* _DATA RECORDS_:
◆ ◆ ◆ ◆ ◆

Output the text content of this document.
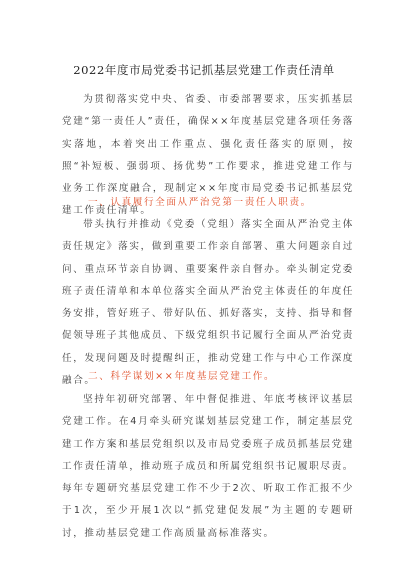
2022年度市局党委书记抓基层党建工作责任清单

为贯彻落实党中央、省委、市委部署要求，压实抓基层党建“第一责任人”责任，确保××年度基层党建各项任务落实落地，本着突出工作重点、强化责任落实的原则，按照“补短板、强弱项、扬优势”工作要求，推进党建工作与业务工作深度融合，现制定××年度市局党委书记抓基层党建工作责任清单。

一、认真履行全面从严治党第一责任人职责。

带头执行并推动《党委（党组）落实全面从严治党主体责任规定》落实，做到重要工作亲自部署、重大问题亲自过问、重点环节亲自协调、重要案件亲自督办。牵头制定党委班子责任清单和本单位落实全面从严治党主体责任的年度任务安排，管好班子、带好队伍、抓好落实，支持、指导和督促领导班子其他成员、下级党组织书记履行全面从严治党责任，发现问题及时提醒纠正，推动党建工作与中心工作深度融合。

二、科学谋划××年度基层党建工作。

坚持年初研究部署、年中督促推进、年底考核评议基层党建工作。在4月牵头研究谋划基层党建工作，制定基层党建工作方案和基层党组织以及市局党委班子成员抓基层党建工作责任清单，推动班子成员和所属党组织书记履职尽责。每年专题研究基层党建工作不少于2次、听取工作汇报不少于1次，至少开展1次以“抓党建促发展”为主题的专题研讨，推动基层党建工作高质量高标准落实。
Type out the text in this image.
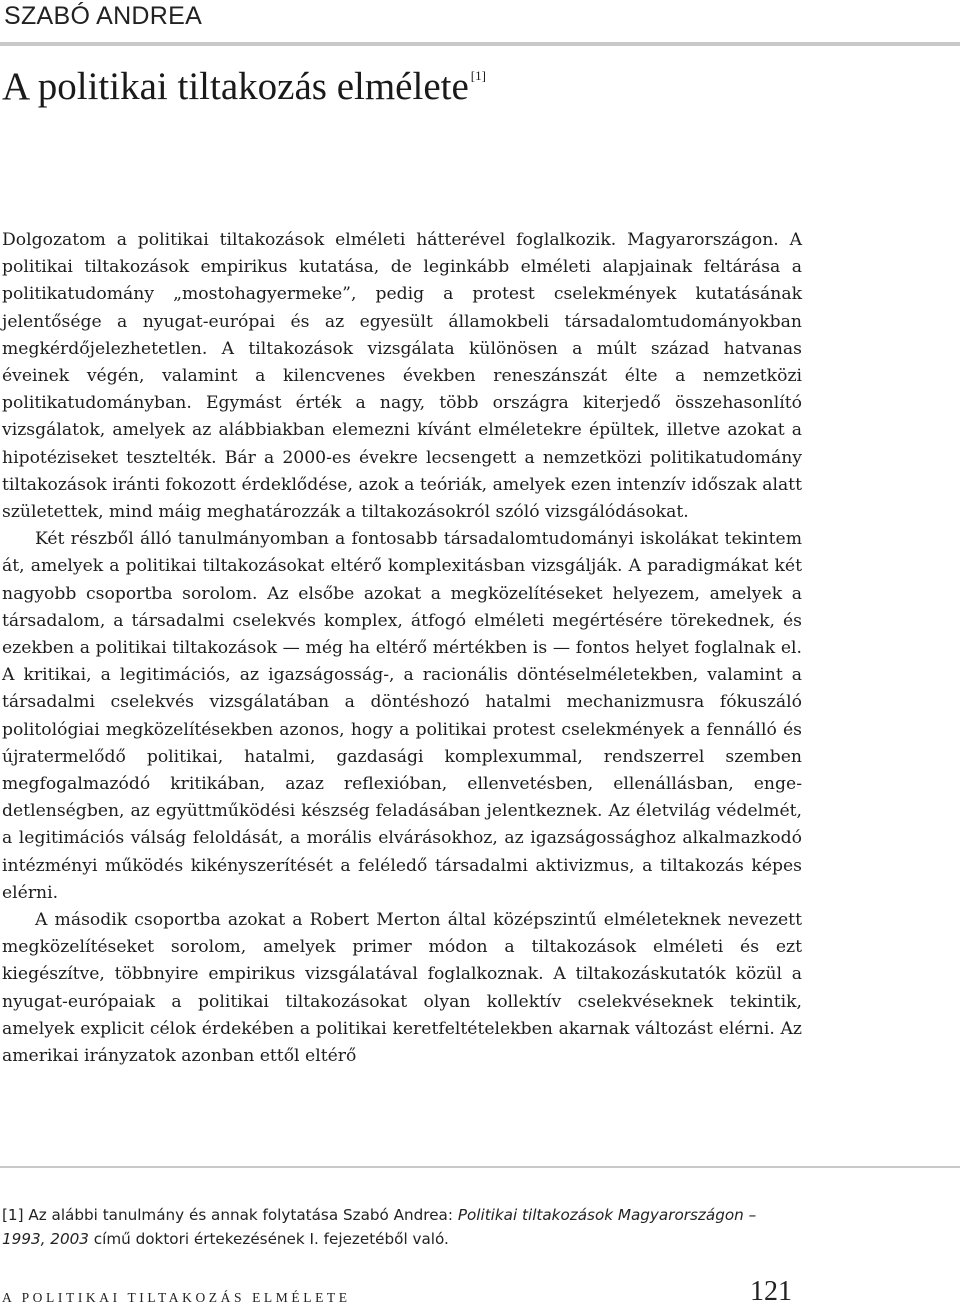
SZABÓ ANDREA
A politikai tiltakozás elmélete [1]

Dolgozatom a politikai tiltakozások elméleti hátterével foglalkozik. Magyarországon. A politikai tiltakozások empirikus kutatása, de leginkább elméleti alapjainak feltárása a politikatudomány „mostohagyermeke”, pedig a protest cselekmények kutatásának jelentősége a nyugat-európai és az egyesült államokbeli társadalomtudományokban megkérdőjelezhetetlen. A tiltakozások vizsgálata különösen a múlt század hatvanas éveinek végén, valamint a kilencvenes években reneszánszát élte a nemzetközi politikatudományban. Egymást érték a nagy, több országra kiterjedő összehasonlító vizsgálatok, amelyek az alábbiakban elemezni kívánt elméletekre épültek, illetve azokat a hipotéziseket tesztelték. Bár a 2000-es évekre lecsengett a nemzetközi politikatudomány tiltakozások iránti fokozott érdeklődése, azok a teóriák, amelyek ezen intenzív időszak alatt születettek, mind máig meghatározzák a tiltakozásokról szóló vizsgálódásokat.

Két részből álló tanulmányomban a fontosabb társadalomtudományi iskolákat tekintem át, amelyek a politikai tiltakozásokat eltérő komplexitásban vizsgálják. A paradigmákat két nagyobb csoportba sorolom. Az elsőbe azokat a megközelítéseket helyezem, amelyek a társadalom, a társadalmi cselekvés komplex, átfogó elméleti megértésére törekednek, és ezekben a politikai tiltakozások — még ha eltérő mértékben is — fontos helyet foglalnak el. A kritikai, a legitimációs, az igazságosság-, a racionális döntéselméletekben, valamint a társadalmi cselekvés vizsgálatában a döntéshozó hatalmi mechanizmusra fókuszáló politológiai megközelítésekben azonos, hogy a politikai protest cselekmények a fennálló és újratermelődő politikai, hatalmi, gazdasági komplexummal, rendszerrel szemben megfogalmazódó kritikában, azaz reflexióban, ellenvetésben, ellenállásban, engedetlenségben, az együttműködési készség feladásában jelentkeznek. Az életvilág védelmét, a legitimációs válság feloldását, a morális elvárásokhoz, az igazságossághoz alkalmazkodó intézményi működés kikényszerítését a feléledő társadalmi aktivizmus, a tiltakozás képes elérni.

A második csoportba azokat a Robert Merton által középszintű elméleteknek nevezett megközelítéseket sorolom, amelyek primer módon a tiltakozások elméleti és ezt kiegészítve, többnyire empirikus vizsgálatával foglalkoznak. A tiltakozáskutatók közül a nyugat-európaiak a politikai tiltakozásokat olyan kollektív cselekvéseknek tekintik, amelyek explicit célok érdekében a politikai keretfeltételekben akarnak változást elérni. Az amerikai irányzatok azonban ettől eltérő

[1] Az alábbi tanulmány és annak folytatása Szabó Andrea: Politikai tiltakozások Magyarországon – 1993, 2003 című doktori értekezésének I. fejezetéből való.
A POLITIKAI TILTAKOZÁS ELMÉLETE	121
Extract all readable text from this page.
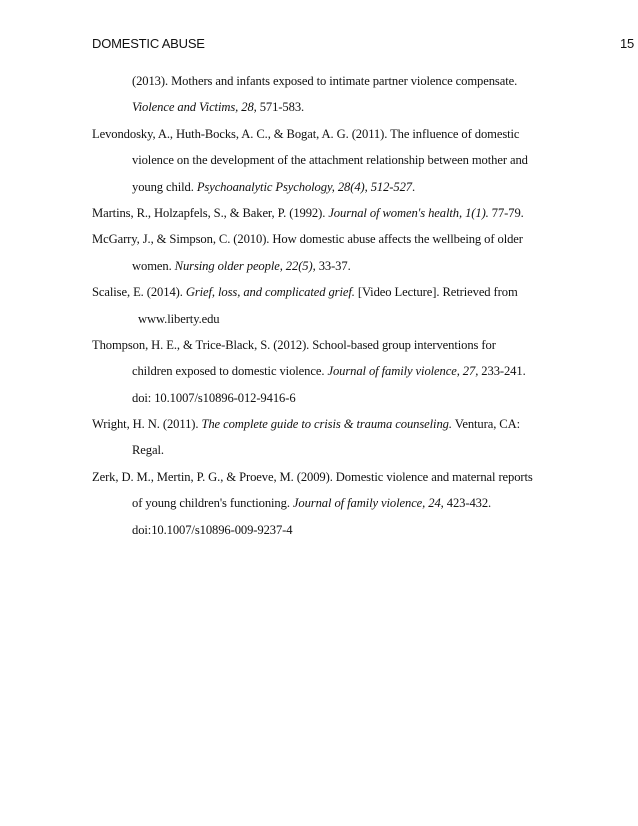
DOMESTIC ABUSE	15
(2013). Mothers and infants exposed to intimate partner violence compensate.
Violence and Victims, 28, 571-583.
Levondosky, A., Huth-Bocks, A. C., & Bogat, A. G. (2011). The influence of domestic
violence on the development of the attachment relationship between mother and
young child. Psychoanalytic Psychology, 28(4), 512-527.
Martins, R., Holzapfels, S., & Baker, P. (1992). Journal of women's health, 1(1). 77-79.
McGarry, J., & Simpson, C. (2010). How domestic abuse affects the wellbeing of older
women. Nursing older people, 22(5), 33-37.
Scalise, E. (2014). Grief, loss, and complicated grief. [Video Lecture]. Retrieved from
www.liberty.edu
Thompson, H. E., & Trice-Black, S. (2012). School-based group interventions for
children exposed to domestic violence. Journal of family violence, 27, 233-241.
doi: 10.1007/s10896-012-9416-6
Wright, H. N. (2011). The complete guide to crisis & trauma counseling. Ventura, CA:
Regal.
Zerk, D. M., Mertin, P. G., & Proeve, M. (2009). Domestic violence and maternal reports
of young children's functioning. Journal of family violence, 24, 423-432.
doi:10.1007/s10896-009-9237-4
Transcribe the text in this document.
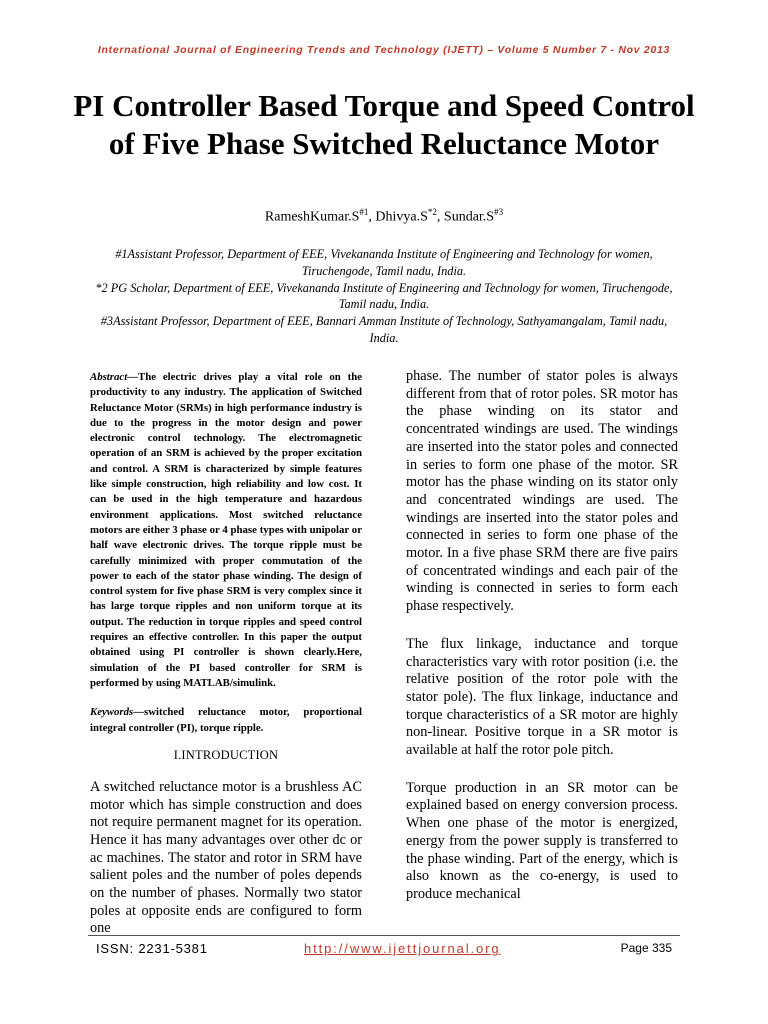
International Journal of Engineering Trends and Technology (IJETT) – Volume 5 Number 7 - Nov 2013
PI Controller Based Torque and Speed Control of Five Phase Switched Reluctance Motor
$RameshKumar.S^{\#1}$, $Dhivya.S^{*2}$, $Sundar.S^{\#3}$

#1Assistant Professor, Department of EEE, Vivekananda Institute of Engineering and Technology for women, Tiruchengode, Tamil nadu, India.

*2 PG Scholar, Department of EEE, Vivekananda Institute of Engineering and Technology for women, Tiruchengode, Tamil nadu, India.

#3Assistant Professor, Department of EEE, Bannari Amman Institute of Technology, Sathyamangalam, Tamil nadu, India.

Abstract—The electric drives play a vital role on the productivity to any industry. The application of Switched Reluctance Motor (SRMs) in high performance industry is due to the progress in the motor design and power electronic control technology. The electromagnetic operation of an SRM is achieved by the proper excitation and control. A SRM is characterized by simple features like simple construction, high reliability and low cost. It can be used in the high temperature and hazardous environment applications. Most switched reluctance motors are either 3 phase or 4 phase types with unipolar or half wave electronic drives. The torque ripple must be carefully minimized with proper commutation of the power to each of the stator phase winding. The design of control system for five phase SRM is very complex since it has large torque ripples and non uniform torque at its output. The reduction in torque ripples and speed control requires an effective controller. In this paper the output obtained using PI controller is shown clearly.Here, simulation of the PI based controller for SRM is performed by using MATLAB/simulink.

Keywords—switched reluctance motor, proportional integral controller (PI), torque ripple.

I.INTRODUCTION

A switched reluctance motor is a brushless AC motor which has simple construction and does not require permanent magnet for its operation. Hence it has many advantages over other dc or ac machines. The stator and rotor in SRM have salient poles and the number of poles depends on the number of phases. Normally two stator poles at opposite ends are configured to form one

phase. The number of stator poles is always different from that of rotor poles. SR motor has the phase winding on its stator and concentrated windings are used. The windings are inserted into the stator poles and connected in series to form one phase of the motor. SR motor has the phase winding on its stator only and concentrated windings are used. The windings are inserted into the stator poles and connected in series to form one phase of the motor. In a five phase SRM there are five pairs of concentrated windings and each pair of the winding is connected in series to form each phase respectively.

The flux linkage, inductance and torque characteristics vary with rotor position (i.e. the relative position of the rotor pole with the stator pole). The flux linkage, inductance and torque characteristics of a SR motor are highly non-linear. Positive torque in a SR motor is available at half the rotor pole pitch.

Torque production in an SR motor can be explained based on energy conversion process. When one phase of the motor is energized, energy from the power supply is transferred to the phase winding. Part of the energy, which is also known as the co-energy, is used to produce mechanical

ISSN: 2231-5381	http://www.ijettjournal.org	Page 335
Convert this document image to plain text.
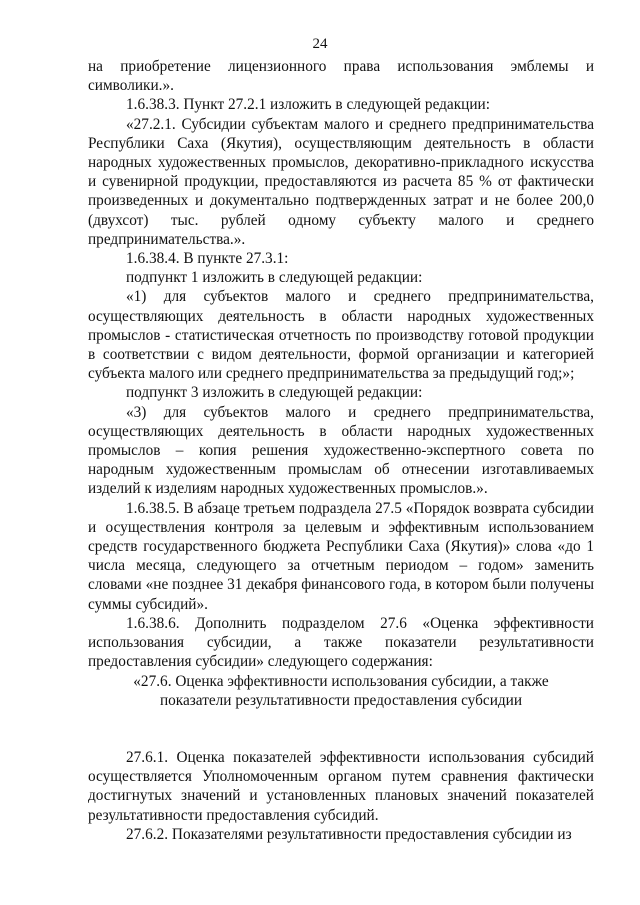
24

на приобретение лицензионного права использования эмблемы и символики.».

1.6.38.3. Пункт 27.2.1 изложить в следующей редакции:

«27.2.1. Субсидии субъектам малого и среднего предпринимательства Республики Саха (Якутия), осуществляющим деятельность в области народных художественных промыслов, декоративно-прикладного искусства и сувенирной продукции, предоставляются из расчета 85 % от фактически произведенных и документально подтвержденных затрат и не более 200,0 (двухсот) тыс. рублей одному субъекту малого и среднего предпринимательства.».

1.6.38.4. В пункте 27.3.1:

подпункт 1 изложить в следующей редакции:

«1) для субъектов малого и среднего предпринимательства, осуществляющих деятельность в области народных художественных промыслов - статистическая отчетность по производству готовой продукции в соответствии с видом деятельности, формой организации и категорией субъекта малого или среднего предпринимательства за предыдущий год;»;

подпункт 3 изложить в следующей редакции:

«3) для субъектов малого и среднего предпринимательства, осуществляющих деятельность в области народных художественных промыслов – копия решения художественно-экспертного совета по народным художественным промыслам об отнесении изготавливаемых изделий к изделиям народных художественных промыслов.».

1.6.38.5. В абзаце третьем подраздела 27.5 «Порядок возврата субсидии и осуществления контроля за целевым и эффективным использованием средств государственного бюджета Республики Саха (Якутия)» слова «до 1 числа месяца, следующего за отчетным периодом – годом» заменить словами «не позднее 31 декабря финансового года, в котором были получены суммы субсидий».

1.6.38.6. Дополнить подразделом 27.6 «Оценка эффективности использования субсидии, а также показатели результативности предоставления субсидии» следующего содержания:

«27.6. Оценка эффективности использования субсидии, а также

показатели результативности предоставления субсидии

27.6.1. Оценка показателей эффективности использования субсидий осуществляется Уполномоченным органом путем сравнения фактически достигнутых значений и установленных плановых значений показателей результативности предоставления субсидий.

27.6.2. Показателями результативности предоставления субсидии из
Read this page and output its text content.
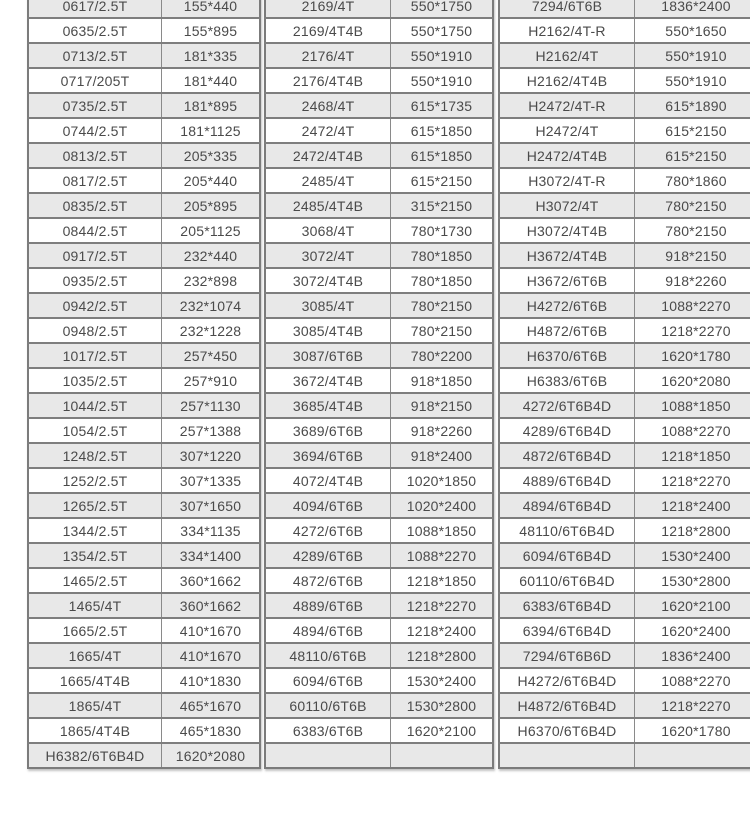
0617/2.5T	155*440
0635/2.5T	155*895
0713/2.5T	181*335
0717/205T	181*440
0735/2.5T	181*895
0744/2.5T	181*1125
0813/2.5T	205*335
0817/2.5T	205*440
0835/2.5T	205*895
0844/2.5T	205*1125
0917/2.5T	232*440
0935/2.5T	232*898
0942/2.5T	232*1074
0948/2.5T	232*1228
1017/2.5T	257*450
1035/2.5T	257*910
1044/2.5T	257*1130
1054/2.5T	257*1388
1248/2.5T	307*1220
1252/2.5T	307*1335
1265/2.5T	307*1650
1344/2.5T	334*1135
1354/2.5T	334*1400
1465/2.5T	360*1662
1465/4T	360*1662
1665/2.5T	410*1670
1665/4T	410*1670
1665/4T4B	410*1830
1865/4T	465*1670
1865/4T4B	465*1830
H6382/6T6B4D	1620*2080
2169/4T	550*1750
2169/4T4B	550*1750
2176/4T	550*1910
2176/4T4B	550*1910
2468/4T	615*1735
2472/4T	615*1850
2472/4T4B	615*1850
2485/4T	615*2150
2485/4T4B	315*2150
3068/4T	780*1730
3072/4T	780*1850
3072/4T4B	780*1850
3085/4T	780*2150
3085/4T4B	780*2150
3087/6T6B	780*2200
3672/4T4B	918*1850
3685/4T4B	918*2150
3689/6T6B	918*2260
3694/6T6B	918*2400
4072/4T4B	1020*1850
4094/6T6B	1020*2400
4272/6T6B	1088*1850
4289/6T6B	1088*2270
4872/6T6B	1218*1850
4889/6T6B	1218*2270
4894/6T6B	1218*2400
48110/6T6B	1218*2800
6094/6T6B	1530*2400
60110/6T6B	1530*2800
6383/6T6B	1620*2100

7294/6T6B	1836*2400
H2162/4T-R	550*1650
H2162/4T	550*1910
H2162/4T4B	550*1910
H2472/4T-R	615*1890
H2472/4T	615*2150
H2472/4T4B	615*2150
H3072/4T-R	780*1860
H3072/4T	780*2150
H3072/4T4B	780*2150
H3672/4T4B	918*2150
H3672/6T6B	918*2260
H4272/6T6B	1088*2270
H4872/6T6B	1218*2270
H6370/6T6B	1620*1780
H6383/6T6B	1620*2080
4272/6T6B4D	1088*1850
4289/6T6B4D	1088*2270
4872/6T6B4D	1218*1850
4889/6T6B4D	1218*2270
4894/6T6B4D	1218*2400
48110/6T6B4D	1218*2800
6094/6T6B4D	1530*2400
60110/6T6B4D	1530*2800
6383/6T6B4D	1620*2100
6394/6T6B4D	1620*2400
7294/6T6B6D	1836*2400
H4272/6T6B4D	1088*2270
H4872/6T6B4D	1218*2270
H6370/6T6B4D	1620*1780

◆ ◆ ◆ ◆ ◆

* _TASK DESCRIPTION_: Pull out and copy each line containing the string "older".

* _ANSWER IN FULL_:
McGarry, J., & Simpson, C. (2010). How domestic abuse affects the wellbeing of older
women. Nursing older people, 22(5), 33-37.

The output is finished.